_EXERCISE INPUT_.
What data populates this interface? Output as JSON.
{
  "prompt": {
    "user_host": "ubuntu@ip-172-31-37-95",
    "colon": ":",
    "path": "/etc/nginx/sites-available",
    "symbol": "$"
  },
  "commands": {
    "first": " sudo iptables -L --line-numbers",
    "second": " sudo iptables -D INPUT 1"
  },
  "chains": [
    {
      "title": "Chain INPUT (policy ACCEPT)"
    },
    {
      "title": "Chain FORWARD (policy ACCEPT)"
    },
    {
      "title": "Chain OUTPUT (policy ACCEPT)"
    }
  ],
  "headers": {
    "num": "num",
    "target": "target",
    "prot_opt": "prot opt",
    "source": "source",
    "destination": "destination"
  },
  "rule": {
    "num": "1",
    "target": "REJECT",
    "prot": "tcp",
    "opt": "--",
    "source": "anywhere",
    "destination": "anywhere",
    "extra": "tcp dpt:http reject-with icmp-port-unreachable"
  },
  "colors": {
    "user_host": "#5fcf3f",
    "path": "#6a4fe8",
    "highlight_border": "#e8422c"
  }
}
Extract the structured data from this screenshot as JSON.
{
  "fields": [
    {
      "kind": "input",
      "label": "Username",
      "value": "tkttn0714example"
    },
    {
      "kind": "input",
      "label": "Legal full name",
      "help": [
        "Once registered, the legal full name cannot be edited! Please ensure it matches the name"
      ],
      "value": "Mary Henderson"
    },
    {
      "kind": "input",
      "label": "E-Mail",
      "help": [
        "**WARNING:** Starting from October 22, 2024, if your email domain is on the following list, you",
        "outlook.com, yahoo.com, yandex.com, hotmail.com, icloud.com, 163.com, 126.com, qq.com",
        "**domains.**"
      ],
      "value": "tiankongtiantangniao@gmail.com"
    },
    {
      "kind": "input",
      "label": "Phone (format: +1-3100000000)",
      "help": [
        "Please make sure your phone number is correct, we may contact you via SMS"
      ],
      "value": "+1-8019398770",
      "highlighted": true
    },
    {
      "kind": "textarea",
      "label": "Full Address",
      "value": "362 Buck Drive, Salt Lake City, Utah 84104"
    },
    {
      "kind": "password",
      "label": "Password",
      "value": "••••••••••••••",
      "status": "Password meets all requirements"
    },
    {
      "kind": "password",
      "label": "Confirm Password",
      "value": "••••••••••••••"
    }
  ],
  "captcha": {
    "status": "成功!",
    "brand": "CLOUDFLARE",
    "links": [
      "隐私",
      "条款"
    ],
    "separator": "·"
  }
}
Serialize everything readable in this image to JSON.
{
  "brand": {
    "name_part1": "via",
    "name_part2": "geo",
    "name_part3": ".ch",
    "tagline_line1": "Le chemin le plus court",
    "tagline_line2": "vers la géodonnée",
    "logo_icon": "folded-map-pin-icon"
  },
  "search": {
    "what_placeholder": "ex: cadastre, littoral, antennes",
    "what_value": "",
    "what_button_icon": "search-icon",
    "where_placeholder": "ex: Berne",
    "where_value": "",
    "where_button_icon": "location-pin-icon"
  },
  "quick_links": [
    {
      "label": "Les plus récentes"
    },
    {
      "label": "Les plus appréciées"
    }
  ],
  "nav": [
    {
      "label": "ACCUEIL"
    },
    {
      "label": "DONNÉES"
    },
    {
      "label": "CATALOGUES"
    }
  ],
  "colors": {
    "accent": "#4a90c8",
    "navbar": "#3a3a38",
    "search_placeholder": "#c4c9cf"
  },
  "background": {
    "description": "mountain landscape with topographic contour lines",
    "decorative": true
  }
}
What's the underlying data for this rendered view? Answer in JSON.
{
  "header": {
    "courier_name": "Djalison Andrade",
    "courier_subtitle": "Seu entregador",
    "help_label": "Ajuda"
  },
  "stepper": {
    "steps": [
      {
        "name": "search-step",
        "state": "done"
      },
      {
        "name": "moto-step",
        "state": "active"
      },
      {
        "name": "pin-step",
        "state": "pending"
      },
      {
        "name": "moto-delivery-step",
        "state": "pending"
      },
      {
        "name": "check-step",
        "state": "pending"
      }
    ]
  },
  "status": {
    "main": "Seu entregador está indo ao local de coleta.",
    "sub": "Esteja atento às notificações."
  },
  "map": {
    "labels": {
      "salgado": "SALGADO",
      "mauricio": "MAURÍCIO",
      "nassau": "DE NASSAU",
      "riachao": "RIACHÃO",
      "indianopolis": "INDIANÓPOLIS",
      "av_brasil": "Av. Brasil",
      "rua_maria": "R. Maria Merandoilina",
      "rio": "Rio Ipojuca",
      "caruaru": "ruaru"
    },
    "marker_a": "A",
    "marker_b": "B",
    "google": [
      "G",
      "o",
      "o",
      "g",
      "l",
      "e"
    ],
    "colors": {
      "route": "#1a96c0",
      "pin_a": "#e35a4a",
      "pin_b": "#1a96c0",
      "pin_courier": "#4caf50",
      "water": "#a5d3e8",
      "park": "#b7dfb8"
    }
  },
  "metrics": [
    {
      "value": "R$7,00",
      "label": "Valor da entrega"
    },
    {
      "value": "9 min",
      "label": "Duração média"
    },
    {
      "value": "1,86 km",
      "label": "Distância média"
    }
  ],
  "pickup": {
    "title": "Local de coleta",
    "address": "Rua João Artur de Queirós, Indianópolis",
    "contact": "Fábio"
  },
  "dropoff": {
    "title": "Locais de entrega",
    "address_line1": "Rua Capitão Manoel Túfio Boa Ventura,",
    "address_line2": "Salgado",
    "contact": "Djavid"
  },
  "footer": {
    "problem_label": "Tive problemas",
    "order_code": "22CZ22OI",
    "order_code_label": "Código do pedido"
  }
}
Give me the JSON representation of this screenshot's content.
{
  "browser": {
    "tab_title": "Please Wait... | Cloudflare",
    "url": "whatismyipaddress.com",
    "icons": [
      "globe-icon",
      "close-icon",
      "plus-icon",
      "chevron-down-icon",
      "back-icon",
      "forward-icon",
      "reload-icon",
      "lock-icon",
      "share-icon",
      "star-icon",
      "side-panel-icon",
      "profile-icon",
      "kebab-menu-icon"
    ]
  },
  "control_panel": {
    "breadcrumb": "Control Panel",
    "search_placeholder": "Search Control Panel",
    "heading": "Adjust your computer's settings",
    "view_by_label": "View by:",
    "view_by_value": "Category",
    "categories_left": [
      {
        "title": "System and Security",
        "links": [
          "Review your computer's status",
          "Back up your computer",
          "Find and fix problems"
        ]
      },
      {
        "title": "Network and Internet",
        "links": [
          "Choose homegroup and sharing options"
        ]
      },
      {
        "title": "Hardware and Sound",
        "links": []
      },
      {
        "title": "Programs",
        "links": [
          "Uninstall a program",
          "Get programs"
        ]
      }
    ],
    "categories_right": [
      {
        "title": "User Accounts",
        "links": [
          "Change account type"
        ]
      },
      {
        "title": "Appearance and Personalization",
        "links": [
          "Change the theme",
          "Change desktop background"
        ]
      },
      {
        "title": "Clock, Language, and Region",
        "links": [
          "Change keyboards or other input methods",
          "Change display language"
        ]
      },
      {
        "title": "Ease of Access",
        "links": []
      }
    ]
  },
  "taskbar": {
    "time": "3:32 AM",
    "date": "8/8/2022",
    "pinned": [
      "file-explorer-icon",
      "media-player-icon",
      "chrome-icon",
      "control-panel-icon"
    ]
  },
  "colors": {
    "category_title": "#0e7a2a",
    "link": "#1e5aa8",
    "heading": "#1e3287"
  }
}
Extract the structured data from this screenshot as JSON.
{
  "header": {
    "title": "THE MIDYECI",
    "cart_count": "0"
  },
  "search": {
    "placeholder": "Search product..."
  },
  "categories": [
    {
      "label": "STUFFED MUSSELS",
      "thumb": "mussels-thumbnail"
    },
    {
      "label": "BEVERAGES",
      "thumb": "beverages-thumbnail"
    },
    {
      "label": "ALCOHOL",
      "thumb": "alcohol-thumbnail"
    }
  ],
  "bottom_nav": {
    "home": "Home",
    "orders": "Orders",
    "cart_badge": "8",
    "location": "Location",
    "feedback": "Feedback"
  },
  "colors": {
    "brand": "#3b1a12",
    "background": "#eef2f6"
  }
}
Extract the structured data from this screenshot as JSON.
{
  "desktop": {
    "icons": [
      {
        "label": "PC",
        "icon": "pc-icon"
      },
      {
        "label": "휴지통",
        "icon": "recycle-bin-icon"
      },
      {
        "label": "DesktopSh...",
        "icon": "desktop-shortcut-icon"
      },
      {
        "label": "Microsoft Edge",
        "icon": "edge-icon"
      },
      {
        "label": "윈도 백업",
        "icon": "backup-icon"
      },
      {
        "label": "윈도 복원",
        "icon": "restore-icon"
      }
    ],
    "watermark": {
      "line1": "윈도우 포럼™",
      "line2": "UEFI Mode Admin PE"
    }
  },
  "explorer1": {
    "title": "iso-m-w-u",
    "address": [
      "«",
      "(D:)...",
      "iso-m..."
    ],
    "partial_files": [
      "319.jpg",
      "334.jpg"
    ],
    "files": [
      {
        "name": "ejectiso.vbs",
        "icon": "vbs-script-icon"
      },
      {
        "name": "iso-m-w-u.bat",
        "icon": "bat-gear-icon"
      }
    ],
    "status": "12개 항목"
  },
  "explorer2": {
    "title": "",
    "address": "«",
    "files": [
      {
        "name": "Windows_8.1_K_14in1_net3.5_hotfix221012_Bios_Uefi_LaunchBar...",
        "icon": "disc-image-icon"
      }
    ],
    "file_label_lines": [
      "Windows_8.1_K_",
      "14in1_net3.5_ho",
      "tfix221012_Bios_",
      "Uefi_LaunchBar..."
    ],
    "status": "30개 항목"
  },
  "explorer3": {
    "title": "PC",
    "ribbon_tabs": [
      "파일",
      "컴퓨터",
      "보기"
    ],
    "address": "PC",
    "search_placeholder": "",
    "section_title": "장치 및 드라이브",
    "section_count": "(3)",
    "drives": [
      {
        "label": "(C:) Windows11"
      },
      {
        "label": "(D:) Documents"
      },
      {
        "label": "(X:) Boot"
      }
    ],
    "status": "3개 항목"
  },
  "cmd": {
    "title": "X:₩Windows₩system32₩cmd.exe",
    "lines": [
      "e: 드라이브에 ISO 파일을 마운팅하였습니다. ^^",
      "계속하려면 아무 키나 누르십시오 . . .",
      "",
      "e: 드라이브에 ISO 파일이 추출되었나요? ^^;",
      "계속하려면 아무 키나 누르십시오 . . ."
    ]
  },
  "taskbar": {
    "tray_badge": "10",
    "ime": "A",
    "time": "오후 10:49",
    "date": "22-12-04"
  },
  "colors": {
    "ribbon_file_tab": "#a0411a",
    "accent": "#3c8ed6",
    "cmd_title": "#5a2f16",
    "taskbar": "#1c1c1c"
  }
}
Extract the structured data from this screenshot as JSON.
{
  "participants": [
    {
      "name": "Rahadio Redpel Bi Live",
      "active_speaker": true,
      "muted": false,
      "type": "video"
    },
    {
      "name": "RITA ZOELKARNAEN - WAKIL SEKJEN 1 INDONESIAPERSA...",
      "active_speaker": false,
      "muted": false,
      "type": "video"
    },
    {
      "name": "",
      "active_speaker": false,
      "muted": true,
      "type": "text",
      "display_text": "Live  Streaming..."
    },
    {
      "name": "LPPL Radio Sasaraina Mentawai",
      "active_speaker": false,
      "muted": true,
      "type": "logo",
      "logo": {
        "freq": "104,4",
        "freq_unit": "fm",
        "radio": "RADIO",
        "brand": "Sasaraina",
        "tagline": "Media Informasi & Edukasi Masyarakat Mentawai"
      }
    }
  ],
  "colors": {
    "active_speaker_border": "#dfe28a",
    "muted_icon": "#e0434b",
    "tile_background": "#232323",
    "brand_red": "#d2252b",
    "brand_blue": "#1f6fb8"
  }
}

_TASK INSTRUCTIONS_.
Only the number is wanted: how many lines above include the word "Sasaraina"?

_FULL RESPONSE_.
2